* start Dataset extract *

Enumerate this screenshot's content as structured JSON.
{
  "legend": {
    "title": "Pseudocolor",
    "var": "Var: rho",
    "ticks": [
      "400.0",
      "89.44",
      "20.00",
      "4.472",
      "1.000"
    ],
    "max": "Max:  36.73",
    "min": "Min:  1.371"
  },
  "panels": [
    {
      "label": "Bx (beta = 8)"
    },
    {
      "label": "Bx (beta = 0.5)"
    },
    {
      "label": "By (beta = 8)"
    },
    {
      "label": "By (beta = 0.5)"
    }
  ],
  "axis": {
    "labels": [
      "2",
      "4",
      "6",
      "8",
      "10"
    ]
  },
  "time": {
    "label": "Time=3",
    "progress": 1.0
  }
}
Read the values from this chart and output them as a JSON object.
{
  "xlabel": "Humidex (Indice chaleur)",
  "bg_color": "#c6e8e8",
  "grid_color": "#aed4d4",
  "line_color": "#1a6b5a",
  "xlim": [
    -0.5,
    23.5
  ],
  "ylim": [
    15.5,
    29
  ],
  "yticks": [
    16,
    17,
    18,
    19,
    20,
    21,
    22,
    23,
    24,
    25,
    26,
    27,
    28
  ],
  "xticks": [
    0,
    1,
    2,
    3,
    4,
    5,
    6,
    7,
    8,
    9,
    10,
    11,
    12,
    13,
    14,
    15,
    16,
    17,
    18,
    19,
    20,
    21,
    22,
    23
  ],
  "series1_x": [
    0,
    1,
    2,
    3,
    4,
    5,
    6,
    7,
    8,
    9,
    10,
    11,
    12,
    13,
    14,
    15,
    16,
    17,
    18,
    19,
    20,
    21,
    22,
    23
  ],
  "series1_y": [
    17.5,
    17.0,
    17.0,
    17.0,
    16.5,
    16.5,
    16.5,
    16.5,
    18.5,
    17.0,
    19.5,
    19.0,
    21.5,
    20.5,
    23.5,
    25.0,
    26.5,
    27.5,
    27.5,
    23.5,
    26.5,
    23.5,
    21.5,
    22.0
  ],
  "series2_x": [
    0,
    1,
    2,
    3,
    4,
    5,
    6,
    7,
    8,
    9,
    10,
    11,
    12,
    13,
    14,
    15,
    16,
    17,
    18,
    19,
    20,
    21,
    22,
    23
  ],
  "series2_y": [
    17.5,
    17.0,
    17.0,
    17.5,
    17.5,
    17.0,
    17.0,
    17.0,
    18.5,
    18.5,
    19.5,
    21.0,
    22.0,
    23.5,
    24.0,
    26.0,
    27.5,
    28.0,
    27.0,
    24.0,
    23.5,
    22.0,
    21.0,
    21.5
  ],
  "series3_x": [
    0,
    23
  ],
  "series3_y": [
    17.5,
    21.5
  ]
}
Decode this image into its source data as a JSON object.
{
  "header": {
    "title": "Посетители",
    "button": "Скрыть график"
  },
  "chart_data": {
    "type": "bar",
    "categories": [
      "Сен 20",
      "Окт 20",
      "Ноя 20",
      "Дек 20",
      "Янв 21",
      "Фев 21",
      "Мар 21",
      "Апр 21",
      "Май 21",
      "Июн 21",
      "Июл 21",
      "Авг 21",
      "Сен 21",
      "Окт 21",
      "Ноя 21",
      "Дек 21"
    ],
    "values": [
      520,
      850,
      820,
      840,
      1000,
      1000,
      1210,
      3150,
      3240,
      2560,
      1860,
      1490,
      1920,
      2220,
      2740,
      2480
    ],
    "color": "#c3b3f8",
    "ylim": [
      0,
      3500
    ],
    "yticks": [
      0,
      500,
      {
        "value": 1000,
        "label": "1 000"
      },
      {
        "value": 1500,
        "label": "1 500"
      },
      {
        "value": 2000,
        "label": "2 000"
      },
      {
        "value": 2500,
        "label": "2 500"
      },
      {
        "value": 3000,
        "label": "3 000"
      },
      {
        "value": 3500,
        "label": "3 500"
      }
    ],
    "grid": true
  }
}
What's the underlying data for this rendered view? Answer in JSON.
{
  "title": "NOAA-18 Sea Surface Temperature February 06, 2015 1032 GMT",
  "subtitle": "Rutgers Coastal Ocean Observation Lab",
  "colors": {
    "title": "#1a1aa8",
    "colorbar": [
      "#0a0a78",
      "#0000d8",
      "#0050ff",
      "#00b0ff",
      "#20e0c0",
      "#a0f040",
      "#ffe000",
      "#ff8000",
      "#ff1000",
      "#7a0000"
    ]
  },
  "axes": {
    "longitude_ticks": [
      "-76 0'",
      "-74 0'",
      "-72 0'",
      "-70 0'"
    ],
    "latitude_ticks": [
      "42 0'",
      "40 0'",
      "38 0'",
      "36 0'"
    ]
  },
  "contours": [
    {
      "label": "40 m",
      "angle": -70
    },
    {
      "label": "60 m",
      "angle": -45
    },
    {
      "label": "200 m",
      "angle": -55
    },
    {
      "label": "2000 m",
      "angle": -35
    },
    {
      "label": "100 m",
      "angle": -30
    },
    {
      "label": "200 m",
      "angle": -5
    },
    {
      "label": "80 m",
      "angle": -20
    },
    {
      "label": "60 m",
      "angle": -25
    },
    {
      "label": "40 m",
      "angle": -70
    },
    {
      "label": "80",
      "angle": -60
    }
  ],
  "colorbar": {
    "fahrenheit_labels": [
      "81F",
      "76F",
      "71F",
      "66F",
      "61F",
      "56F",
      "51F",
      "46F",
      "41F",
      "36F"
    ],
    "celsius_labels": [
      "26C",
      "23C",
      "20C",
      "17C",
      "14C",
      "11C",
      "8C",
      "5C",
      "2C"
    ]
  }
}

* end Dataset extract *

#### Aim:
Return the line that contains "What's the underlying" and all lines after it, verbatim, and nothing else.

#### Full solution:
What's the underlying data for this rendered view? Answer in JSON.
{
  "title": "NOAA-18 Sea Surface Temperature February 06, 2015 1032 GMT",
  "subtitle": "Rutgers Coastal Ocean Observation Lab",
  "colors": {
    "title": "#1a1aa8",
    "colorbar": [
      "#0a0a78",
      "#0000d8",
      "#0050ff",
      "#00b0ff",
      "#20e0c0",
      "#a0f040",
      "#ffe000",
      "#ff8000",
      "#ff1000",
      "#7a0000"
    ]
  },
  "axes": {
    "longitude_ticks": [
      "-76 0'",
      "-74 0'",
      "-72 0'",
      "-70 0'"
    ],
    "latitude_ticks": [
      "42 0'",
      "40 0'",
      "38 0'",
      "36 0'"
    ]
  },
  "contours": [
    {
      "label": "40 m",
      "angle": -70
    },
    {
      "label": "60 m",
      "angle": -45
    },
    {
      "label": "200 m",
      "angle": -55
    },
    {
      "label": "2000 m",
      "angle": -35
    },
    {
      "label": "100 m",
      "angle": -30
    },
    {
      "label": "200 m",
      "angle": -5
    },
    {
      "label": "80 m",
      "angle": -20
    },
    {
      "label": "60 m",
      "angle": -25
    },
    {
      "label": "40 m",
      "angle": -70
    },
    {
      "label": "80",
      "angle": -60
    }
  ],
  "colorbar": {
    "fahrenheit_labels": [
      "81F",
      "76F",
      "71F",
      "66F",
      "61F",
      "56F",
      "51F",
      "46F",
      "41F",
      "36F"
    ],
    "celsius_labels": [
      "26C",
      "23C",
      "20C",
      "17C",
      "14C",
      "11C",
      "8C",
      "5C",
      "2C"
    ]
  }
}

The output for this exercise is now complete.